» **Work to do**: Write out the records word for word, with no pictures.

══ Dataset content ══

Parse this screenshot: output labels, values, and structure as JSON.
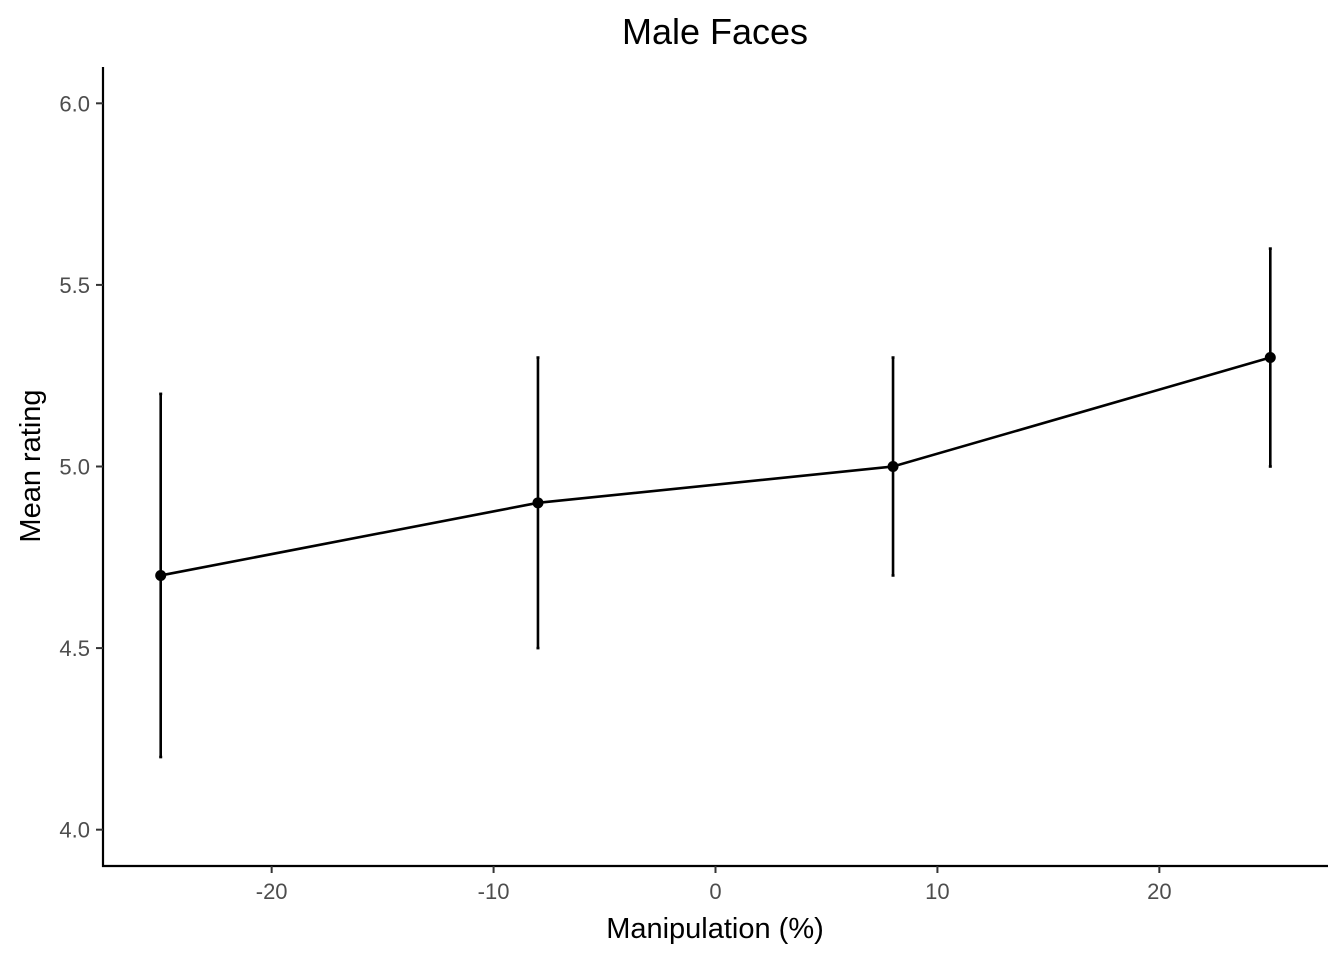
{
  "chart_data": {
    "type": "line",
    "title": "Male Faces",
    "xlabel": "Manipulation (%)",
    "ylabel": "Mean rating",
    "xlim": [
      -27.6,
      27.6
    ],
    "ylim": [
      3.9,
      6.1
    ],
    "x_ticks": [
      -20,
      -10,
      0,
      10,
      20
    ],
    "x_tick_labels": [
      "-20",
      "-10",
      "0",
      "10",
      "20"
    ],
    "y_ticks": [
      4.0,
      4.5,
      5.0,
      5.5,
      6.0
    ],
    "y_tick_labels": [
      "4.0",
      "4.5",
      "5.0",
      "5.5",
      "6.0"
    ],
    "grid": false,
    "series": [
      {
        "x": [
          -25,
          -8,
          8,
          25
        ],
        "y": [
          4.7,
          4.9,
          5.0,
          5.3
        ],
        "ymin": [
          4.2,
          4.5,
          4.7,
          5.0
        ],
        "ymax": [
          5.2,
          5.3,
          5.3,
          5.6
        ],
        "color": "#000000"
      }
    ]
  }
}
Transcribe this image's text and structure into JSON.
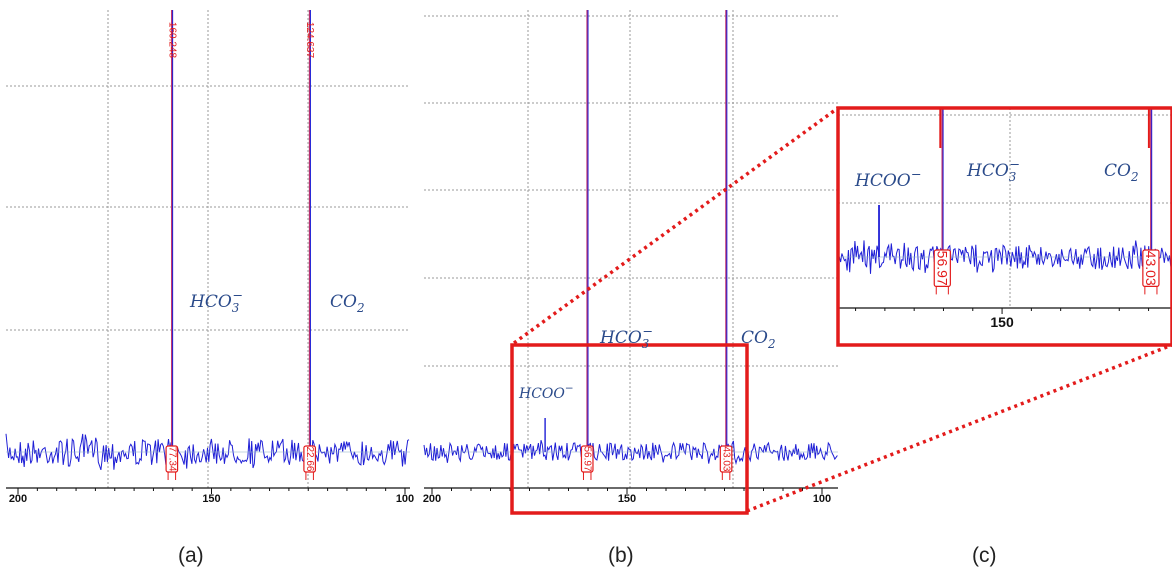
{
  "panels": [
    {
      "caption": "(a)",
      "x_ticks": [
        "200",
        "150",
        "100"
      ],
      "species_labels": [
        {
          "base": "HCO",
          "sub": "3",
          "sup": "−"
        },
        {
          "base": "CO",
          "sub": "2",
          "sup": ""
        }
      ],
      "integrals": [
        "77.34",
        "22.66"
      ],
      "peak_labels": [
        "160.248",
        "124.637"
      ]
    },
    {
      "caption": "(b)",
      "x_ticks": [
        "200",
        "150",
        "100"
      ],
      "species_labels": [
        {
          "base": "HCOO",
          "sub": "",
          "sup": "−"
        },
        {
          "base": "HCO",
          "sub": "3",
          "sup": "−"
        },
        {
          "base": "CO",
          "sub": "2",
          "sup": ""
        }
      ],
      "integrals": [
        "56.97",
        "43.03"
      ]
    },
    {
      "caption": "(c)",
      "x_ticks": [
        "150"
      ],
      "species_labels": [
        {
          "base": "HCOO",
          "sub": "",
          "sup": "−"
        },
        {
          "base": "HCO",
          "sub": "3",
          "sup": "−"
        },
        {
          "base": "CO",
          "sub": "2",
          "sup": ""
        }
      ],
      "integrals": [
        "56.97",
        "43.03"
      ]
    }
  ],
  "colors": {
    "spectrum": "#1f1fd6",
    "peak_line": "#c0306a",
    "highlight": "#e31b1b",
    "label": "#2a4a8a",
    "grid": "#9a9a9a"
  },
  "chart_data": [
    {
      "type": "line",
      "panel": "(a)",
      "x_axis": {
        "reversed": true,
        "xlim": [
          200,
          100
        ],
        "ticks": [
          200,
          150,
          100
        ]
      },
      "peaks": [
        {
          "species": "HCO3-",
          "x": 160.248,
          "integral": 77.34,
          "peak_label": "160.248"
        },
        {
          "species": "CO2",
          "x": 124.637,
          "integral": 22.66,
          "peak_label": "124.637"
        }
      ],
      "grid": true
    },
    {
      "type": "line",
      "panel": "(b)",
      "x_axis": {
        "reversed": true,
        "xlim": [
          200,
          100
        ],
        "ticks": [
          200,
          150,
          100
        ]
      },
      "peaks": [
        {
          "species": "HCOO-",
          "x": 171,
          "height": "small"
        },
        {
          "species": "HCO3-",
          "x": 160.2,
          "integral": 56.97
        },
        {
          "species": "CO2",
          "x": 124.6,
          "integral": 43.03
        }
      ],
      "zoom_region": {
        "xlim": [
          180,
          118
        ]
      },
      "grid": true
    },
    {
      "type": "line",
      "panel": "(c)",
      "x_axis": {
        "reversed": true,
        "xlim": [
          178,
          121
        ],
        "ticks": [
          150
        ]
      },
      "peaks": [
        {
          "species": "HCOO-",
          "x": 171
        },
        {
          "species": "HCO3-",
          "x": 160.2,
          "integral": 56.97
        },
        {
          "species": "CO2",
          "x": 124.6,
          "integral": 43.03
        }
      ],
      "grid": true
    }
  ]
}
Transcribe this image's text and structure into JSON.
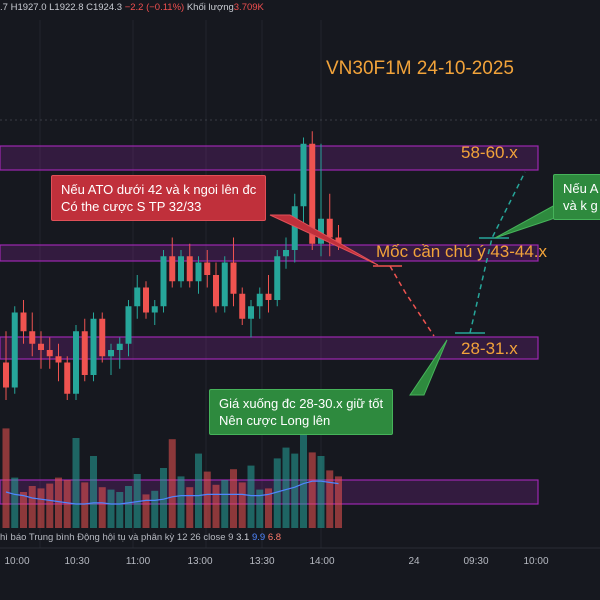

═══

» **Correct output**:
Parse this screenshot: output labels, values, and structure as JSON.
{
  "chart_data": {
    "type": "line",
    "title": "Male Faces",
    "xlabel": "Manipulation (%)",
    "ylabel": "Mean rating",
    "xlim": [
      -27.6,
      27.6
    ],
    "ylim": [
      3.9,
      6.1
    ],
    "x_ticks": [
      -20,
      -10,
      0,
      10,
      20
    ],
    "x_tick_labels": [
      "-20",
      "-10",
      "0",
      "10",
      "20"
    ],
    "y_ticks": [
      4.0,
      4.5,
      5.0,
      5.5,
      6.0
    ],
    "y_tick_labels": [
      "4.0",
      "4.5",
      "5.0",
      "5.5",
      "6.0"
    ],
    "grid": false,
    "series": [
      {
        "x": [
          -25,
          -8,
          8,
          25
        ],
        "y": [
          4.7,
          4.9,
          5.0,
          5.3
        ],
        "ymin": [
          4.2,
          4.5,
          4.7,
          5.0
        ],
        "ymax": [
          5.2,
          5.3,
          5.3,
          5.6
        ],
        "color": "#000000"
      }
    ]
  }
}
Transcribe this image's text and structure into JSON.
{
  "panels": [
    {
      "caption": "(a)",
      "x_ticks": [
        "200",
        "150",
        "100"
      ],
      "species_labels": [
        {
          "base": "HCO",
          "sub": "3",
          "sup": "−"
        },
        {
          "base": "CO",
          "sub": "2",
          "sup": ""
        }
      ],
      "integrals": [
        "77.34",
        "22.66"
      ],
      "peak_labels": [
        "160.248",
        "124.637"
      ]
    },
    {
      "caption": "(b)",
      "x_ticks": [
        "200",
        "150",
        "100"
      ],
      "species_labels": [
        {
          "base": "HCOO",
          "sub": "",
          "sup": "−"
        },
        {
          "base": "HCO",
          "sub": "3",
          "sup": "−"
        },
        {
          "base": "CO",
          "sub": "2",
          "sup": ""
        }
      ],
      "integrals": [
        "56.97",
        "43.03"
      ]
    },
    {
      "caption": "(c)",
      "x_ticks": [
        "150"
      ],
      "species_labels": [
        {
          "base": "HCOO",
          "sub": "",
          "sup": "−"
        },
        {
          "base": "HCO",
          "sub": "3",
          "sup": "−"
        },
        {
          "base": "CO",
          "sub": "2",
          "sup": ""
        }
      ],
      "integrals": [
        "56.97",
        "43.03"
      ]
    }
  ],
  "colors": {
    "spectrum": "#1f1fd6",
    "peak_line": "#c0306a",
    "highlight": "#e31b1b",
    "label": "#2a4a8a",
    "grid": "#9a9a9a"
  },
  "chart_data": [
    {
      "type": "line",
      "panel": "(a)",
      "x_axis": {
        "reversed": true,
        "xlim": [
          200,
          100
        ],
        "ticks": [
          200,
          150,
          100
        ]
      },
      "peaks": [
        {
          "species": "HCO3-",
          "x": 160.248,
          "integral": 77.34,
          "peak_label": "160.248"
        },
        {
          "species": "CO2",
          "x": 124.637,
          "integral": 22.66,
          "peak_label": "124.637"
        }
      ],
      "grid": true
    },
    {
      "type": "line",
      "panel": "(b)",
      "x_axis": {
        "reversed": true,
        "xlim": [
          200,
          100
        ],
        "ticks": [
          200,
          150,
          100
        ]
      },
      "peaks": [
        {
          "species": "HCOO-",
          "x": 171,
          "height": "small"
        },
        {
          "species": "HCO3-",
          "x": 160.2,
          "integral": 56.97
        },
        {
          "species": "CO2",
          "x": 124.6,
          "integral": 43.03
        }
      ],
      "zoom_region": {
        "xlim": [
          180,
          118
        ]
      },
      "grid": true
    },
    {
      "type": "line",
      "panel": "(c)",
      "x_axis": {
        "reversed": true,
        "xlim": [
          178,
          121
        ],
        "ticks": [
          150
        ]
      },
      "peaks": [
        {
          "species": "HCOO-",
          "x": 171
        },
        {
          "species": "HCO3-",
          "x": 160.2,
          "integral": 56.97
        },
        {
          "species": "CO2",
          "x": 124.6,
          "integral": 43.03
        }
      ],
      "grid": true
    }
  ]
}
Transcribe this image's text and structure into JSON.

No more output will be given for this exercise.